WHAT IS ASKED — Omit all pictures, then retype the data exactly as given.

>> start PROVIDED INFORMATION

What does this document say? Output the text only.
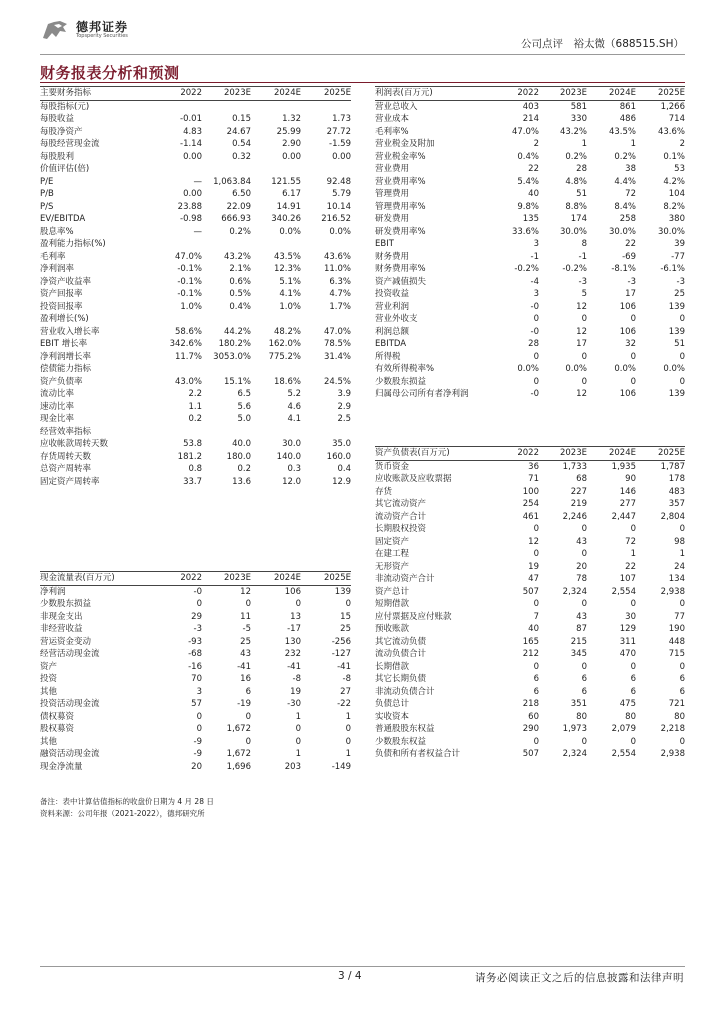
德邦证券
Topsperity Securities
公司点评　裕太微（688515.SH）
财务报表分析和预测
主要财务指标	2022	2023E	2024E	2025E
每股指标(元)				
每股收益	-0.01	0.15	1.32	1.73
每股净资产	4.83	24.67	25.99	27.72
每股经营现金流	-1.14	0.54	2.90	-1.59
每股股利	0.00	0.32	0.00	0.00
价值评估(倍)				
P/E	—	1,063.84	121.55	92.48
P/B	0.00	6.50	6.17	5.79
P/S	23.88	22.09	14.91	10.14
EV/EBITDA	-0.98	666.93	340.26	216.52
股息率%	—	0.2%	0.0%	0.0%
盈利能力指标(%)				
毛利率	47.0%	43.2%	43.5%	43.6%
净利润率	-0.1%	2.1%	12.3%	11.0%
净资产收益率	-0.1%	0.6%	5.1%	6.3%
资产回报率	-0.1%	0.5%	4.1%	4.7%
投资回报率	1.0%	0.4%	1.0%	1.7%
盈利增长(%)				
营业收入增长率	58.6%	44.2%	48.2%	47.0%
EBIT 增长率	342.6%	180.2%	162.0%	78.5%
净利润增长率	11.7%	3053.0%	775.2%	31.4%
偿债能力指标				
资产负债率	43.0%	15.1%	18.6%	24.5%
流动比率	2.2	6.5	5.2	3.9
速动比率	1.1	5.6	4.6	2.9
现金比率	0.2	5.0	4.1	2.5
经营效率指标				
应收帐款周转天数	53.8	40.0	30.0	35.0
存货周转天数	181.2	180.0	140.0	160.0
总资产周转率	0.8	0.2	0.3	0.4
固定资产周转率	33.7	13.6	12.0	12.9
利润表(百万元)	2022	2023E	2024E	2025E
营业总收入	403	581	861	1,266
营业成本	214	330	486	714
毛利率%	47.0%	43.2%	43.5%	43.6%
营业税金及附加	2	1	1	2
营业税金率%	0.4%	0.2%	0.2%	0.1%
营业费用	22	28	38	53
营业费用率%	5.4%	4.8%	4.4%	4.2%
管理费用	40	51	72	104
管理费用率%	9.8%	8.8%	8.4%	8.2%
研发费用	135	174	258	380
研发费用率%	33.6%	30.0%	30.0%	30.0%
EBIT	3	8	22	39
财务费用	-1	-1	-69	-77
财务费用率%	-0.2%	-0.2%	-8.1%	-6.1%
资产减值损失	-4	-3	-3	-3
投资收益	3	5	17	25
营业利润	-0	12	106	139
营业外收支	0	0	0	0
利润总额	-0	12	106	139
EBITDA	28	17	32	51
所得税	0	0	0	0
有效所得税率%	0.0%	0.0%	0.0%	0.0%
少数股东损益	0	0	0	0
归属母公司所有者净利润	-0	12	106	139
资产负债表(百万元)	2022	2023E	2024E	2025E
货币资金	36	1,733	1,935	1,787
应收账款及应收票据	71	68	90	178
存货	100	227	146	483
其它流动资产	254	219	277	357
流动资产合计	461	2,246	2,447	2,804
长期股权投资	0	0	0	0
固定资产	12	43	72	98
在建工程	0	0	1	1
无形资产	19	20	22	24
非流动资产合计	47	78	107	134
资产总计	507	2,324	2,554	2,938
短期借款	0	0	0	0
应付票据及应付账款	7	43	30	77
预收账款	40	87	129	190
其它流动负债	165	215	311	448
流动负债合计	212	345	470	715
长期借款	0	0	0	0
其它长期负债	6	6	6	6
非流动负债合计	6	6	6	6
负债总计	218	351	475	721
实收资本	60	80	80	80
普通股股东权益	290	1,973	2,079	2,218
少数股东权益	0	0	0	0
负债和所有者权益合计	507	2,324	2,554	2,938
现金流量表(百万元)	2022	2023E	2024E	2025E
净利润	-0	12	106	139
少数股东损益	0	0	0	0
非现金支出	29	11	13	15
非经营收益	-3	-5	-17	25
营运资金变动	-93	25	130	-256
经营活动现金流	-68	43	232	-127
资产	-16	-41	-41	-41
投资	70	16	-8	-8
其他	3	6	19	27
投资活动现金流	57	-19	-30	-22
债权募资	0	0	1	1
股权募资	0	1,672	0	0
其他	-9	0	0	0
融资活动现金流	-9	1,672	1	1
现金净流量	20	1,696	203	-149
备注：表中计算估值指标的收盘价日期为 4 月 28 日
资料来源：公司年报（2021-2022），德邦研究所
3 / 4	请务必阅读正文之后的信息披露和法律声明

>> end PROVIDED INFORMATION

RESULT —
What does this document say? Output the text only.
德邦证券
Topsperity Securities
公司点评　裕太微（688515.SH）
财务报表分析和预测
主要财务指标	2022	2023E	2024E	2025E
每股指标(元)				
每股收益	-0.01	0.15	1.32	1.73
每股净资产	4.83	24.67	25.99	27.72
每股经营现金流	-1.14	0.54	2.90	-1.59
每股股利	0.00	0.32	0.00	0.00
价值评估(倍)				
P/E	—	1,063.84	121.55	92.48
P/B	0.00	6.50	6.17	5.79
P/S	23.88	22.09	14.91	10.14
EV/EBITDA	-0.98	666.93	340.26	216.52
股息率%	—	0.2%	0.0%	0.0%
盈利能力指标(%)				
毛利率	47.0%	43.2%	43.5%	43.6%
净利润率	-0.1%	2.1%	12.3%	11.0%
净资产收益率	-0.1%	0.6%	5.1%	6.3%
资产回报率	-0.1%	0.5%	4.1%	4.7%
投资回报率	1.0%	0.4%	1.0%	1.7%
盈利增长(%)				
营业收入增长率	58.6%	44.2%	48.2%	47.0%
EBIT 增长率	342.6%	180.2%	162.0%	78.5%
净利润增长率	11.7%	3053.0%	775.2%	31.4%
偿债能力指标				
资产负债率	43.0%	15.1%	18.6%	24.5%
流动比率	2.2	6.5	5.2	3.9
速动比率	1.1	5.6	4.6	2.9
现金比率	0.2	5.0	4.1	2.5
经营效率指标				
应收帐款周转天数	53.8	40.0	30.0	35.0
存货周转天数	181.2	180.0	140.0	160.0
总资产周转率	0.8	0.2	0.3	0.4
固定资产周转率	33.7	13.6	12.0	12.9
利润表(百万元)	2022	2023E	2024E	2025E
营业总收入	403	581	861	1,266
营业成本	214	330	486	714
毛利率%	47.0%	43.2%	43.5%	43.6%
营业税金及附加	2	1	1	2
营业税金率%	0.4%	0.2%	0.2%	0.1%
营业费用	22	28	38	53
营业费用率%	5.4%	4.8%	4.4%	4.2%
管理费用	40	51	72	104
管理费用率%	9.8%	8.8%	8.4%	8.2%
研发费用	135	174	258	380
研发费用率%	33.6%	30.0%	30.0%	30.0%
EBIT	3	8	22	39
财务费用	-1	-1	-69	-77
财务费用率%	-0.2%	-0.2%	-8.1%	-6.1%
资产减值损失	-4	-3	-3	-3
投资收益	3	5	17	25
营业利润	-0	12	106	139
营业外收支	0	0	0	0
利润总额	-0	12	106	139
EBITDA	28	17	32	51
所得税	0	0	0	0
有效所得税率%	0.0%	0.0%	0.0%	0.0%
少数股东损益	0	0	0	0
归属母公司所有者净利润	-0	12	106	139
资产负债表(百万元)	2022	2023E	2024E	2025E
货币资金	36	1,733	1,935	1,787
应收账款及应收票据	71	68	90	178
存货	100	227	146	483
其它流动资产	254	219	277	357
流动资产合计	461	2,246	2,447	2,804
长期股权投资	0	0	0	0
固定资产	12	43	72	98
在建工程	0	0	1	1
无形资产	19	20	22	24
非流动资产合计	47	78	107	134
资产总计	507	2,324	2,554	2,938
短期借款	0	0	0	0
应付票据及应付账款	7	43	30	77
预收账款	40	87	129	190
其它流动负债	165	215	311	448
流动负债合计	212	345	470	715
长期借款	0	0	0	0
其它长期负债	6	6	6	6
非流动负债合计	6	6	6	6
负债总计	218	351	475	721
实收资本	60	80	80	80
普通股股东权益	290	1,973	2,079	2,218
少数股东权益	0	0	0	0
负债和所有者权益合计	507	2,324	2,554	2,938
现金流量表(百万元)	2022	2023E	2024E	2025E
净利润	-0	12	106	139
少数股东损益	0	0	0	0
非现金支出	29	11	13	15
非经营收益	-3	-5	-17	25
营运资金变动	-93	25	130	-256
经营活动现金流	-68	43	232	-127
资产	-16	-41	-41	-41
投资	70	16	-8	-8
其他	3	6	19	27
投资活动现金流	57	-19	-30	-22
债权募资	0	0	1	1
股权募资	0	1,672	0	0
其他	-9	0	0	0
融资活动现金流	-9	1,672	1	1
现金净流量	20	1,696	203	-149
备注：表中计算估值指标的收盘价日期为 4 月 28 日
资料来源：公司年报（2021-2022），德邦研究所
3 / 4	请务必阅读正文之后的信息披露和法律声明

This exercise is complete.